REQUEST: Pull every "screenshot" line out of the data below.

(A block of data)

####

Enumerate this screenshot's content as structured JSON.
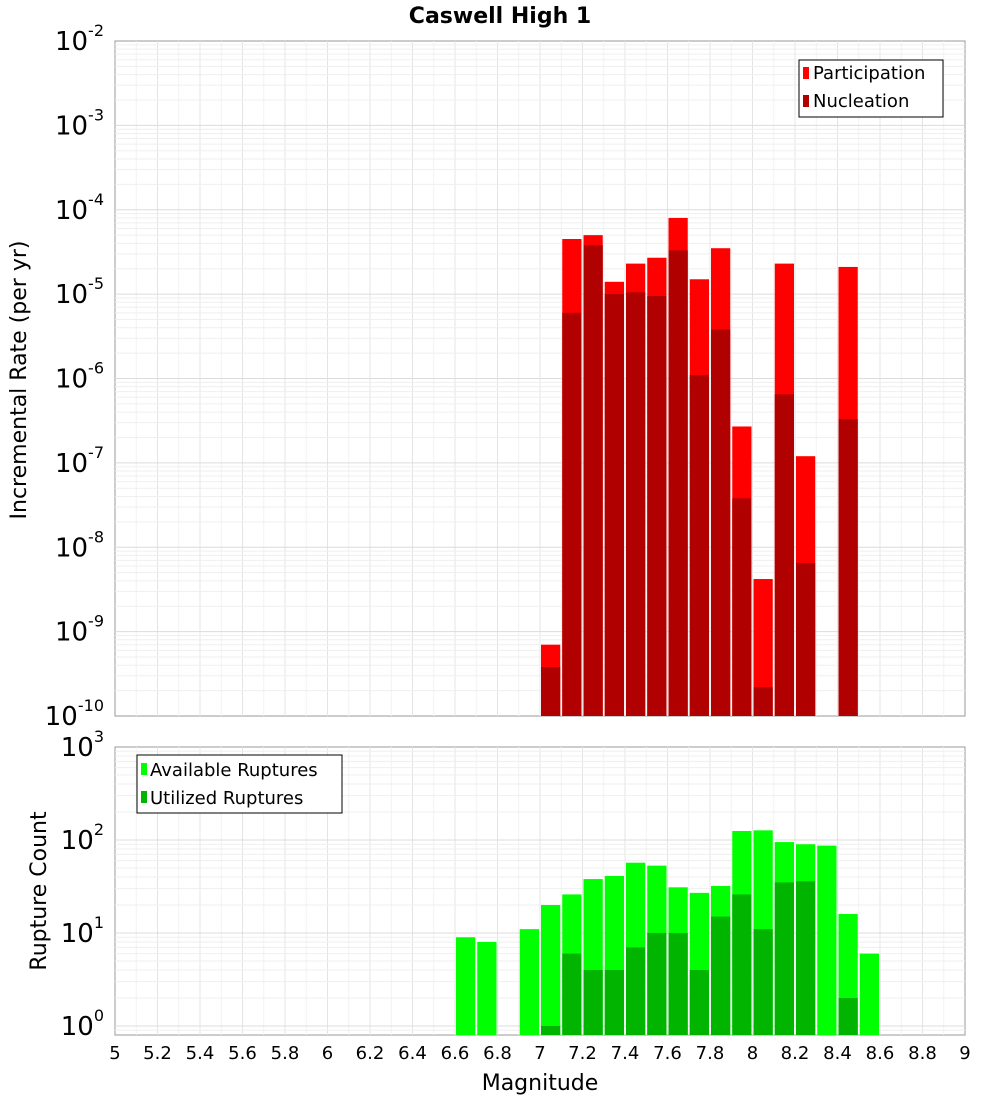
{
  "chart_data": [
    {
      "type": "bar",
      "title": "Caswell High 1",
      "ylabel": "Incremental Rate (per yr)",
      "yscale": "log",
      "ylim": [
        1e-10,
        0.01
      ],
      "xlim": [
        5,
        9
      ],
      "y_tick_exponents": [
        "-10",
        "-9",
        "-8",
        "-7",
        "-6",
        "-5",
        "-4",
        "-3",
        "-2"
      ],
      "legend_position": "top-right",
      "bin_centers": [
        7.05,
        7.15,
        7.25,
        7.35,
        7.45,
        7.55,
        7.65,
        7.75,
        7.85,
        7.95,
        8.05,
        8.15,
        8.25,
        8.35,
        8.45
      ],
      "series": [
        {
          "name": "Participation",
          "color": "#ff0000",
          "values": [
            7e-10,
            4.5e-05,
            5e-05,
            1.4e-05,
            2.3e-05,
            2.7e-05,
            8e-05,
            1.5e-05,
            3.5e-05,
            2.7e-07,
            4.2e-09,
            2.3e-05,
            1.2e-07,
            null,
            2.1e-05
          ]
        },
        {
          "name": "Nucleation",
          "color": "#b00000",
          "values": [
            3.8e-10,
            6e-06,
            3.8e-05,
            1e-05,
            1.05e-05,
            9.5e-06,
            3.3e-05,
            1.1e-06,
            3.8e-06,
            3.8e-08,
            2.2e-10,
            6.5e-07,
            6.5e-09,
            null,
            3.3e-07
          ]
        }
      ]
    },
    {
      "type": "bar",
      "xlabel": "Magnitude",
      "ylabel": "Rupture Count",
      "yscale": "log",
      "ylim": [
        0.8,
        1000
      ],
      "xlim": [
        5,
        9
      ],
      "y_tick_exponents": [
        "0",
        "1",
        "2",
        "3"
      ],
      "x_ticks": [
        "5",
        "5.2",
        "5.4",
        "5.6",
        "5.8",
        "6",
        "6.2",
        "6.4",
        "6.6",
        "6.8",
        "7",
        "7.2",
        "7.4",
        "7.6",
        "7.8",
        "8",
        "8.2",
        "8.4",
        "8.6",
        "8.8",
        "9"
      ],
      "legend_position": "top-left",
      "bin_centers": [
        6.65,
        6.75,
        6.85,
        6.95,
        7.05,
        7.15,
        7.25,
        7.35,
        7.45,
        7.55,
        7.65,
        7.75,
        7.85,
        7.95,
        8.05,
        8.15,
        8.25,
        8.35,
        8.45,
        8.55
      ],
      "series": [
        {
          "name": "Available Ruptures",
          "color": "#00ff00",
          "values": [
            9,
            8,
            null,
            11,
            20,
            26,
            38,
            41,
            57,
            53,
            31,
            27,
            32,
            125,
            127,
            95,
            90,
            87,
            16,
            6
          ]
        },
        {
          "name": "Utilized Ruptures",
          "color": "#00b400",
          "values": [
            null,
            null,
            null,
            null,
            1,
            6,
            4,
            4,
            7,
            10,
            10,
            4,
            15,
            26,
            11,
            35,
            36,
            null,
            2,
            null
          ]
        }
      ]
    }
  ]
}
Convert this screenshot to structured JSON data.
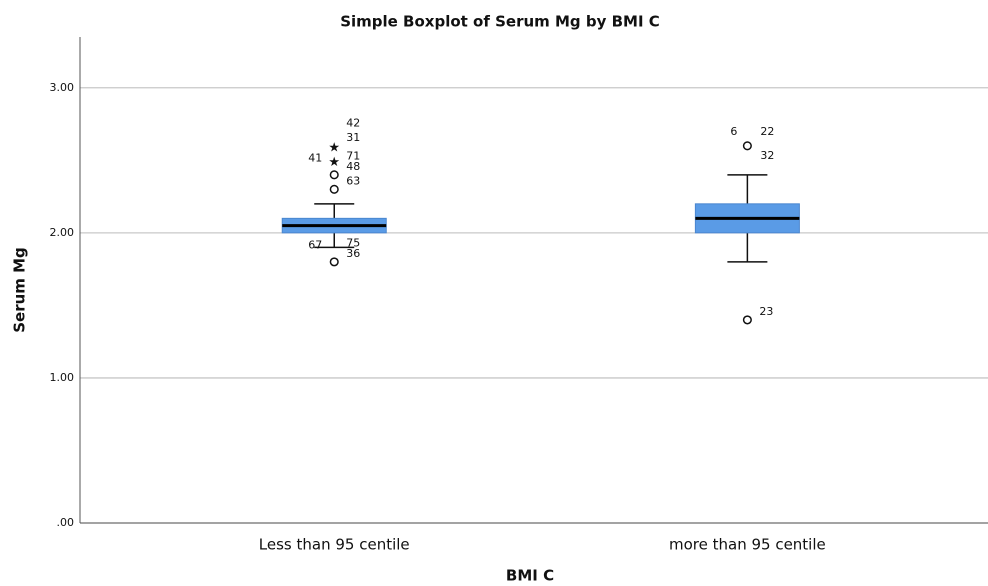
{
  "chart_data": {
    "type": "box",
    "title": "Simple Boxplot of Serum Mg by BMI  C",
    "xlabel": "BMI  C",
    "ylabel": "Serum Mg",
    "categories": [
      "Less than 95 centile",
      "more than 95 centile"
    ],
    "color": "#5a9be6",
    "ylim": [
      0,
      3.35
    ],
    "yticks": [
      {
        "value": 0,
        "label": ".00"
      },
      {
        "value": 1,
        "label": "1.00"
      },
      {
        "value": 2,
        "label": "2.00"
      },
      {
        "value": 3,
        "label": "3.00"
      }
    ],
    "grid": true,
    "boxes": [
      {
        "whisker_low": 1.9,
        "q1": 2.0,
        "median": 2.05,
        "q3": 2.1,
        "whisker_high": 2.2,
        "outliers": [
          {
            "value": 2.7,
            "marker": "none",
            "labels": [
              "42"
            ]
          },
          {
            "value": 2.6,
            "marker": "star",
            "labels": [
              "31"
            ]
          },
          {
            "value": 2.5,
            "marker": "star",
            "labels": [
              "41",
              "71"
            ]
          },
          {
            "value": 2.4,
            "marker": "circle",
            "labels": [
              "48"
            ]
          },
          {
            "value": 2.3,
            "marker": "circle",
            "labels": [
              "63"
            ]
          },
          {
            "value": 1.9,
            "marker": "none",
            "labels": [
              "67",
              "75"
            ]
          },
          {
            "value": 1.8,
            "marker": "circle",
            "labels": [
              "36"
            ]
          }
        ]
      },
      {
        "whisker_low": 1.8,
        "q1": 2.0,
        "median": 2.1,
        "q3": 2.2,
        "whisker_high": 2.4,
        "outliers": [
          {
            "value": 2.6,
            "marker": "circle",
            "labels": [
              "6",
              "22",
              "32"
            ]
          },
          {
            "value": 1.4,
            "marker": "circle",
            "labels": [
              "23"
            ]
          }
        ]
      }
    ]
  }
}
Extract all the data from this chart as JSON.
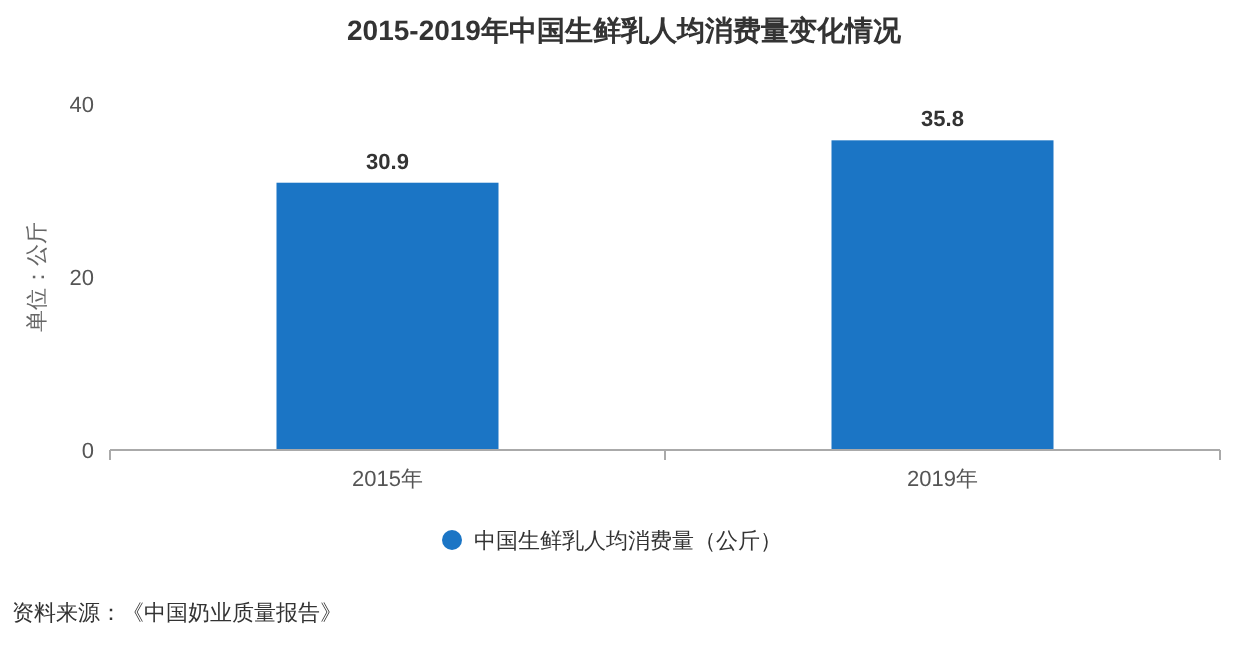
{
  "chart_data": {
    "type": "bar",
    "title": "2015-2019年中国生鲜乳人均消费量变化情况",
    "ylabel": "单位：公斤",
    "categories": [
      "2015年",
      "2019年"
    ],
    "series": [
      {
        "name": "中国生鲜乳人均消费量（公斤）",
        "color": "#1b75c5",
        "values": [
          30.9,
          35.8
        ]
      }
    ],
    "ylim": [
      0,
      40
    ],
    "yticks": [
      0,
      20,
      40
    ],
    "data_labels": true,
    "legend": "bottom",
    "annotations": [
      "资料来源：《中国奶业质量报告》"
    ]
  }
}
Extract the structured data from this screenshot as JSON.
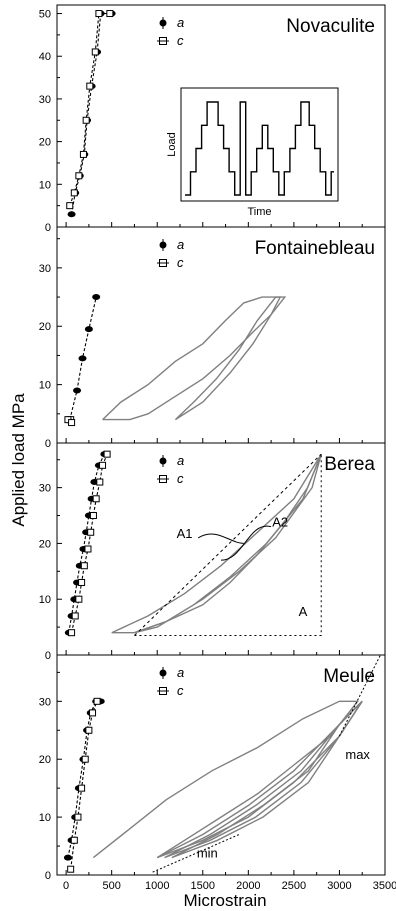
{
  "figure": {
    "ylabel": "Applied load MPa",
    "xlabel": "Microstrain",
    "x_ticks": [
      "0",
      "500",
      "1000",
      "1500",
      "2000",
      "2500",
      "3000",
      "3500"
    ]
  },
  "colors": {
    "black": "#000000",
    "gray": "#808080",
    "dark_gray": "#666666"
  },
  "chart_data": [
    {
      "type": "line",
      "title": "Novaculite",
      "xlim": [
        -100,
        3500
      ],
      "ylim": [
        0,
        52
      ],
      "y_ticks": [
        "0",
        "10",
        "20",
        "30",
        "40",
        "50"
      ],
      "legend": {
        "placement": "top-left",
        "entries": [
          "a",
          "c"
        ]
      },
      "series": [
        {
          "name": "a",
          "points": [
            [
              60,
              3
            ],
            [
              100,
              8
            ],
            [
              150,
              12
            ],
            [
              200,
              17
            ],
            [
              230,
              25
            ],
            [
              280,
              33
            ],
            [
              340,
              41
            ],
            [
              380,
              50
            ],
            [
              500,
              50
            ]
          ]
        },
        {
          "name": "c",
          "points": [
            [
              40,
              5
            ],
            [
              90,
              8
            ],
            [
              140,
              12
            ],
            [
              190,
              17
            ],
            [
              220,
              25
            ],
            [
              260,
              33
            ],
            [
              320,
              41
            ],
            [
              360,
              50
            ],
            [
              480,
              50
            ]
          ]
        }
      ],
      "inset": {
        "xlabel": "Time",
        "ylabel": "Load",
        "load_profile": [
          1,
          1,
          2,
          2,
          3,
          3,
          4,
          4,
          5,
          5,
          5,
          5,
          4,
          4,
          3,
          3,
          2,
          2,
          1,
          1,
          5,
          5,
          1,
          1,
          2,
          2,
          3,
          3,
          4,
          4,
          3,
          3,
          2,
          2,
          1,
          1,
          2,
          2,
          3,
          3,
          4,
          4,
          5,
          5,
          5,
          4,
          4,
          3,
          3,
          2,
          2,
          1,
          1,
          2
        ]
      }
    },
    {
      "type": "line",
      "title": "Fontainebleau",
      "xlim": [
        -100,
        3500
      ],
      "ylim": [
        0,
        37
      ],
      "y_ticks": [
        "0",
        "10",
        "20",
        "30"
      ],
      "legend": {
        "placement": "top-left",
        "entries": [
          "a",
          "c"
        ]
      },
      "series": [
        {
          "name": "a",
          "points": [
            [
              40,
              4
            ],
            [
              120,
              9
            ],
            [
              180,
              14.5
            ],
            [
              250,
              19.5
            ],
            [
              330,
              25
            ]
          ]
        },
        {
          "name": "c",
          "points": [
            [
              50,
              4
            ],
            [
              20,
              4
            ],
            [
              60,
              3.5
            ]
          ]
        }
      ]
    },
    {
      "type": "line",
      "title": "Berea",
      "xlim": [
        -100,
        3500
      ],
      "ylim": [
        0,
        38
      ],
      "y_ticks": [
        "0",
        "10",
        "20",
        "30"
      ],
      "legend": {
        "placement": "top-left",
        "entries": [
          "a",
          "c"
        ]
      },
      "annotations": [
        "A1",
        "A2",
        "A"
      ],
      "series": [
        {
          "name": "a",
          "points": [
            [
              30,
              4
            ],
            [
              60,
              7
            ],
            [
              90,
              10
            ],
            [
              120,
              13
            ],
            [
              150,
              16
            ],
            [
              190,
              19
            ],
            [
              220,
              22
            ],
            [
              250,
              25
            ],
            [
              280,
              28
            ],
            [
              310,
              31
            ],
            [
              360,
              34
            ],
            [
              420,
              36
            ]
          ]
        },
        {
          "name": "c",
          "points": [
            [
              60,
              4
            ],
            [
              100,
              7
            ],
            [
              140,
              10
            ],
            [
              170,
              13
            ],
            [
              200,
              16
            ],
            [
              240,
              19
            ],
            [
              270,
              22
            ],
            [
              300,
              25
            ],
            [
              330,
              28
            ],
            [
              370,
              31
            ],
            [
              400,
              34
            ],
            [
              450,
              36
            ]
          ]
        }
      ]
    },
    {
      "type": "line",
      "title": "Meule",
      "xlim": [
        -100,
        3500
      ],
      "ylim": [
        0,
        38
      ],
      "y_ticks": [
        "0",
        "10",
        "20",
        "30"
      ],
      "legend": {
        "placement": "top-left",
        "entries": [
          "a",
          "c"
        ]
      },
      "annotations": [
        "max",
        "min"
      ],
      "series": [
        {
          "name": "a",
          "points": [
            [
              20,
              3
            ],
            [
              60,
              6
            ],
            [
              100,
              10
            ],
            [
              140,
              15
            ],
            [
              190,
              20
            ],
            [
              230,
              25
            ],
            [
              270,
              28
            ],
            [
              330,
              30
            ],
            [
              380,
              30
            ]
          ]
        },
        {
          "name": "c",
          "points": [
            [
              50,
              1
            ],
            [
              90,
              6
            ],
            [
              130,
              10
            ],
            [
              170,
              15
            ],
            [
              210,
              20
            ],
            [
              250,
              25
            ],
            [
              290,
              28
            ],
            [
              340,
              30
            ]
          ]
        }
      ]
    }
  ]
}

####

THE RESULT:
Enumerate this screenshot's content as structured JSON.
Convert this screenshot to structured JSON data.
Extract the structured data from this screenshot as JSON.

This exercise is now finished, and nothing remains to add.